- _Exercise data_:
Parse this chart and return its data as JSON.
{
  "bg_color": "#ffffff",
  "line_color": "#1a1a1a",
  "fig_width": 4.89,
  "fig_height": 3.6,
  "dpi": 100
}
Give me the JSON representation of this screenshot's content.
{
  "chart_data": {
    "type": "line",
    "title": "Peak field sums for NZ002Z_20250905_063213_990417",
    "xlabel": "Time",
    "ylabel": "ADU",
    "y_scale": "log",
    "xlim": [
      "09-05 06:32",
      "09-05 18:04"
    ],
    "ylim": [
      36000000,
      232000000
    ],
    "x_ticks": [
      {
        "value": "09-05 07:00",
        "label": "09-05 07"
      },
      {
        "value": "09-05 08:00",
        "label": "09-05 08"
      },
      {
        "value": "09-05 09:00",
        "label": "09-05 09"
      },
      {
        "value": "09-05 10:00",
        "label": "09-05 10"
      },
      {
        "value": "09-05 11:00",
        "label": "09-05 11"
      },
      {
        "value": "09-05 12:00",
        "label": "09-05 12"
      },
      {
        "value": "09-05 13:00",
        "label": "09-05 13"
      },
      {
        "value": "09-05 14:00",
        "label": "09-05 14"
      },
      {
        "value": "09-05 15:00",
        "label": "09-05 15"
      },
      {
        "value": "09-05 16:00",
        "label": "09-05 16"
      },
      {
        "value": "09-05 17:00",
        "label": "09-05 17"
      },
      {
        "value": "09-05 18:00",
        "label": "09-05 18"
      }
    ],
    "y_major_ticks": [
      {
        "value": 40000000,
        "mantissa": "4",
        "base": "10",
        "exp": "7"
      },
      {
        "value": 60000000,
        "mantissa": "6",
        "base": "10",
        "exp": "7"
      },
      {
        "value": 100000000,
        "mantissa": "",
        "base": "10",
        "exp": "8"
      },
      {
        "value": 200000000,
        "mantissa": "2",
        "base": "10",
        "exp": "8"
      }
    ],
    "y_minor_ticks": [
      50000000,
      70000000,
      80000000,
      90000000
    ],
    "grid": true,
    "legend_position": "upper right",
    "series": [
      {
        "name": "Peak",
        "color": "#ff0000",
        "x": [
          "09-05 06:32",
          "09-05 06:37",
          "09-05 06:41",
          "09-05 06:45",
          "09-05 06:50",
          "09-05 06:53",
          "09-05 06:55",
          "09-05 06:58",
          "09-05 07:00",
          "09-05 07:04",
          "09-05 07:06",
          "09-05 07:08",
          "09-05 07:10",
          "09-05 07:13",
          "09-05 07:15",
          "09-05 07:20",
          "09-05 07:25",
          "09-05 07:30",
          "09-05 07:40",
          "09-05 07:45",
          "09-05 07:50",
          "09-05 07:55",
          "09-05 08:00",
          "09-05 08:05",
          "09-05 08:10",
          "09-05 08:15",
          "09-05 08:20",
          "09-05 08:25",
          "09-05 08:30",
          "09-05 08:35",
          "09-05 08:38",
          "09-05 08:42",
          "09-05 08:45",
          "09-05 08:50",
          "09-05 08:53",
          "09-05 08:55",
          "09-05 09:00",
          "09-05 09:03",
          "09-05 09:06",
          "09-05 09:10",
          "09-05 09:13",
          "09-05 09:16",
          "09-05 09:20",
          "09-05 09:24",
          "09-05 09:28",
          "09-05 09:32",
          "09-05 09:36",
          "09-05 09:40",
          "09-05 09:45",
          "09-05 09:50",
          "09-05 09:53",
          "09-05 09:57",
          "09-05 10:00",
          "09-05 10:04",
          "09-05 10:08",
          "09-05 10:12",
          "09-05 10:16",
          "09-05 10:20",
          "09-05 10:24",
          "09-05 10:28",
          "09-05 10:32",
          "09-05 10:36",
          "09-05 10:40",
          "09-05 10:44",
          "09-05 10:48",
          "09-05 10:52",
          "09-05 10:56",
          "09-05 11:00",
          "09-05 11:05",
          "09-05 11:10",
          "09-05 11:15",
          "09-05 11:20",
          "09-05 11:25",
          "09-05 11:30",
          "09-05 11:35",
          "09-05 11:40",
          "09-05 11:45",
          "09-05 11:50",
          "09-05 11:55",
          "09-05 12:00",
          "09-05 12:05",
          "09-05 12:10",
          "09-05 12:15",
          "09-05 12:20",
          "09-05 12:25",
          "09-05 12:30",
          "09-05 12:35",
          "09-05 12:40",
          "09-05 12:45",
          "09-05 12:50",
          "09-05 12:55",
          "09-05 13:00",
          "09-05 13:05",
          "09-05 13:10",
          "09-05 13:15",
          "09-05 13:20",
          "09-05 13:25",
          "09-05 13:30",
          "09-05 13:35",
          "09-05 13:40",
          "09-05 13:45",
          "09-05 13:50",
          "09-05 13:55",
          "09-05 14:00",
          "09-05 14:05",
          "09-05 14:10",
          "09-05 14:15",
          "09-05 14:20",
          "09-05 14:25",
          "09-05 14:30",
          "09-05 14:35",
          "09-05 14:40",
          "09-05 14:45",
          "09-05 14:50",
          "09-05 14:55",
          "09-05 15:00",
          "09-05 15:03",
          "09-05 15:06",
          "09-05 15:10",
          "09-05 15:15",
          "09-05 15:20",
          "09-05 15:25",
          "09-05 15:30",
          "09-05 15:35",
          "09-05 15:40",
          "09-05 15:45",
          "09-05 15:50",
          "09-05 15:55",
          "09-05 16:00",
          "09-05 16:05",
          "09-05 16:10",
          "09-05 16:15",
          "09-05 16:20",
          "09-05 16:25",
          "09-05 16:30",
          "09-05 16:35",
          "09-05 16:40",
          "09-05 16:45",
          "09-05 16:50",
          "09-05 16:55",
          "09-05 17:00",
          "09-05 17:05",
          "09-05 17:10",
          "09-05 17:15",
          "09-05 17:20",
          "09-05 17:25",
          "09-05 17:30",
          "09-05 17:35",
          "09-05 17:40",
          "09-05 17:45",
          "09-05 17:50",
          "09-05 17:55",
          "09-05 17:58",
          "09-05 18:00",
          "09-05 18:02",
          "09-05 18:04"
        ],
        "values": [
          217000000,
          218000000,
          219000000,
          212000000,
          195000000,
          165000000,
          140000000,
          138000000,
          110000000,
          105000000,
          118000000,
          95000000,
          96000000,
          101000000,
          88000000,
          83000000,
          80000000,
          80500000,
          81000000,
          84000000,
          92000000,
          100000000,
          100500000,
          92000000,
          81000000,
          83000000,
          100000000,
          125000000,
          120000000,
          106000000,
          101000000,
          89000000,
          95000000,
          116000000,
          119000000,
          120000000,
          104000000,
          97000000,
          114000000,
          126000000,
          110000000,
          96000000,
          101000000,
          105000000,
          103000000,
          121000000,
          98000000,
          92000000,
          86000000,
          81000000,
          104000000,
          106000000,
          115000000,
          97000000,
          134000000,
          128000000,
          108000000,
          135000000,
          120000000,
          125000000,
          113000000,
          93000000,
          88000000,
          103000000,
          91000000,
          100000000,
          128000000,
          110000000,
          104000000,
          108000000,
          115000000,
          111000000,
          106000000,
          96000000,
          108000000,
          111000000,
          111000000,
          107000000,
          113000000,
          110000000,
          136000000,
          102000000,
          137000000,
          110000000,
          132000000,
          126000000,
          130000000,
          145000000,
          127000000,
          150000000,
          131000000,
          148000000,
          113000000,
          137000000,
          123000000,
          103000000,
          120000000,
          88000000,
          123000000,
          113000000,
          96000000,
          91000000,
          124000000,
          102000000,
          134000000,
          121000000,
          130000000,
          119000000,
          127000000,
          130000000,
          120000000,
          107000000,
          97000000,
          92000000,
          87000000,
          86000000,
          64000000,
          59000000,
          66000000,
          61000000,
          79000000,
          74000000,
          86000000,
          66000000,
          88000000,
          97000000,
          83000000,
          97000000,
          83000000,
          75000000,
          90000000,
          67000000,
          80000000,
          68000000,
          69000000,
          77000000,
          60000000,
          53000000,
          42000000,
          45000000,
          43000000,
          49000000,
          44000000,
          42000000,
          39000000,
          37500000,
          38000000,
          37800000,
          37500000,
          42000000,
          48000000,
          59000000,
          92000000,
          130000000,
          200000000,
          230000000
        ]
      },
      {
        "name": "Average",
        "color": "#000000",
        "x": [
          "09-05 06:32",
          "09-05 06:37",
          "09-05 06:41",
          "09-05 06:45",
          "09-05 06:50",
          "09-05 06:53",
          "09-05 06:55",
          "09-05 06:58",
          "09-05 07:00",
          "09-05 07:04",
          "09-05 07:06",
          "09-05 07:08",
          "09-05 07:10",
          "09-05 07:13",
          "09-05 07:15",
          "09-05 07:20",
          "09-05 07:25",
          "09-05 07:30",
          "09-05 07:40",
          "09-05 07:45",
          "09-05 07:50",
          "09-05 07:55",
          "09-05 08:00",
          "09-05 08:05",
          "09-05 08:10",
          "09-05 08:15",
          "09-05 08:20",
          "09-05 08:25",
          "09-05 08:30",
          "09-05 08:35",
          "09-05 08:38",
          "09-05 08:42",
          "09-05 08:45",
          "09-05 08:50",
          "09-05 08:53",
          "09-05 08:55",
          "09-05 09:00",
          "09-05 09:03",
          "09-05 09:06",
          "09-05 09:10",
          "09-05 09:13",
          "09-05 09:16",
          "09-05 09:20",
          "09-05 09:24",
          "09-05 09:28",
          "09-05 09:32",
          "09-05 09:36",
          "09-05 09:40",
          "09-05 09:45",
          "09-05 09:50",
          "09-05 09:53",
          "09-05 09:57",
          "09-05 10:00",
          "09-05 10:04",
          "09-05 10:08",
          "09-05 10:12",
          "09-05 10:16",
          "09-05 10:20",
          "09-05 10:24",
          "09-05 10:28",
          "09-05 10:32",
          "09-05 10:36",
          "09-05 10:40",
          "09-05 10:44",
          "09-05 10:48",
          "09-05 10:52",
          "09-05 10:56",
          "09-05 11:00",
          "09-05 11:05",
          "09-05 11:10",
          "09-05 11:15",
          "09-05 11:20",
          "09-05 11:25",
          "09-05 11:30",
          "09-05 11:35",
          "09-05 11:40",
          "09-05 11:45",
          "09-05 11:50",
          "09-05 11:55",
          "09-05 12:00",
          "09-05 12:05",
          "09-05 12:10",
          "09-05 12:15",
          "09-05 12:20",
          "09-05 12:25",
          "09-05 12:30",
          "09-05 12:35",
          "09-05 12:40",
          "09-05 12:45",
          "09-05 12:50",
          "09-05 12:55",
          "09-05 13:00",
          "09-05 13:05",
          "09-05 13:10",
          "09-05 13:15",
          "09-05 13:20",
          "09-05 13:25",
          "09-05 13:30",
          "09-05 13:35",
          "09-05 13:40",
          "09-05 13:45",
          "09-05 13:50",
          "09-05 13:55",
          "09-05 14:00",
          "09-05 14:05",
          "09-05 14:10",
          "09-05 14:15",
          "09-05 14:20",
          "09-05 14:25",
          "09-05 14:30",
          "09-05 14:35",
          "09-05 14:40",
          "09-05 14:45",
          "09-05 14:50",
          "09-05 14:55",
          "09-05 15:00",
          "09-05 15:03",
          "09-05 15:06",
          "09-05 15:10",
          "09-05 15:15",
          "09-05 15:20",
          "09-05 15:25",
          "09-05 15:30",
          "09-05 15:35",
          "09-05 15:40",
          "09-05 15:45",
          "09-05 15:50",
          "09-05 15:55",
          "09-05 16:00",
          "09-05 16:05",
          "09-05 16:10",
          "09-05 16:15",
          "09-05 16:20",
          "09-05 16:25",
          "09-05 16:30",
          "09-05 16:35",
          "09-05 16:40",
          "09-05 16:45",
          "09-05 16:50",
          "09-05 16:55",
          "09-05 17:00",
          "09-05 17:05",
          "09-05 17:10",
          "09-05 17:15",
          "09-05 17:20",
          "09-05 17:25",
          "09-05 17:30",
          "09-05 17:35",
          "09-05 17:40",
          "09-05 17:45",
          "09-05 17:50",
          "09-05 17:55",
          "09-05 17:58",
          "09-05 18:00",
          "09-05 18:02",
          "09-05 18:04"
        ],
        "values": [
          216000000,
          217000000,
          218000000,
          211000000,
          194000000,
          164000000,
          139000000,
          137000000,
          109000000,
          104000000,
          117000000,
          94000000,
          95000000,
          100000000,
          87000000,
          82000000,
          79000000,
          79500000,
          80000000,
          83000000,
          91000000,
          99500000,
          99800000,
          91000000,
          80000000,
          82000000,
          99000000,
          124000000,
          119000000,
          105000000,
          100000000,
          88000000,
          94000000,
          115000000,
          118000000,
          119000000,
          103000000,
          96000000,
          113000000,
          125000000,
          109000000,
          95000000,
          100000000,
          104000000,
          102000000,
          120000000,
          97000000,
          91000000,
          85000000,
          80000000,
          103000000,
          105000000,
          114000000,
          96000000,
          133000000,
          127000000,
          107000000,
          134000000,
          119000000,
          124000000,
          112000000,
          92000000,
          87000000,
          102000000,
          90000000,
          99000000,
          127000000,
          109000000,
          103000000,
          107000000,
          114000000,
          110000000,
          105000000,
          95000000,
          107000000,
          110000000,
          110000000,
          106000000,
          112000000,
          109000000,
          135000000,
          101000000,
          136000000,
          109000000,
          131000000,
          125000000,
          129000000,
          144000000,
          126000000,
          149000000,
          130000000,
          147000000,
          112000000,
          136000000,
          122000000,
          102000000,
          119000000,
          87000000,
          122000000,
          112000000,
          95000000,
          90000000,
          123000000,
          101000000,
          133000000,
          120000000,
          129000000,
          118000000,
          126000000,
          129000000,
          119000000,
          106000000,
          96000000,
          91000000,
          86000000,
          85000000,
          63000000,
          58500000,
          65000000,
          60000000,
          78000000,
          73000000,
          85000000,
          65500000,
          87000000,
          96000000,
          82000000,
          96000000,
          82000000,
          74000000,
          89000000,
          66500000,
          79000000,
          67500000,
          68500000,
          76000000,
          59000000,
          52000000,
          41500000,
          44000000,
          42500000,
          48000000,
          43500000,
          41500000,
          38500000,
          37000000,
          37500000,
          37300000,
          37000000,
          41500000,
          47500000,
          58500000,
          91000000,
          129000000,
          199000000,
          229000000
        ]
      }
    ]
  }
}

- _Exercise objective_:
Check the data for the word "Peak" and pull out the lines that have it.

- _Task result_:
    "title": "Peak field sums for NZ002Z_20250905_063213_990417",
        "name": "Peak",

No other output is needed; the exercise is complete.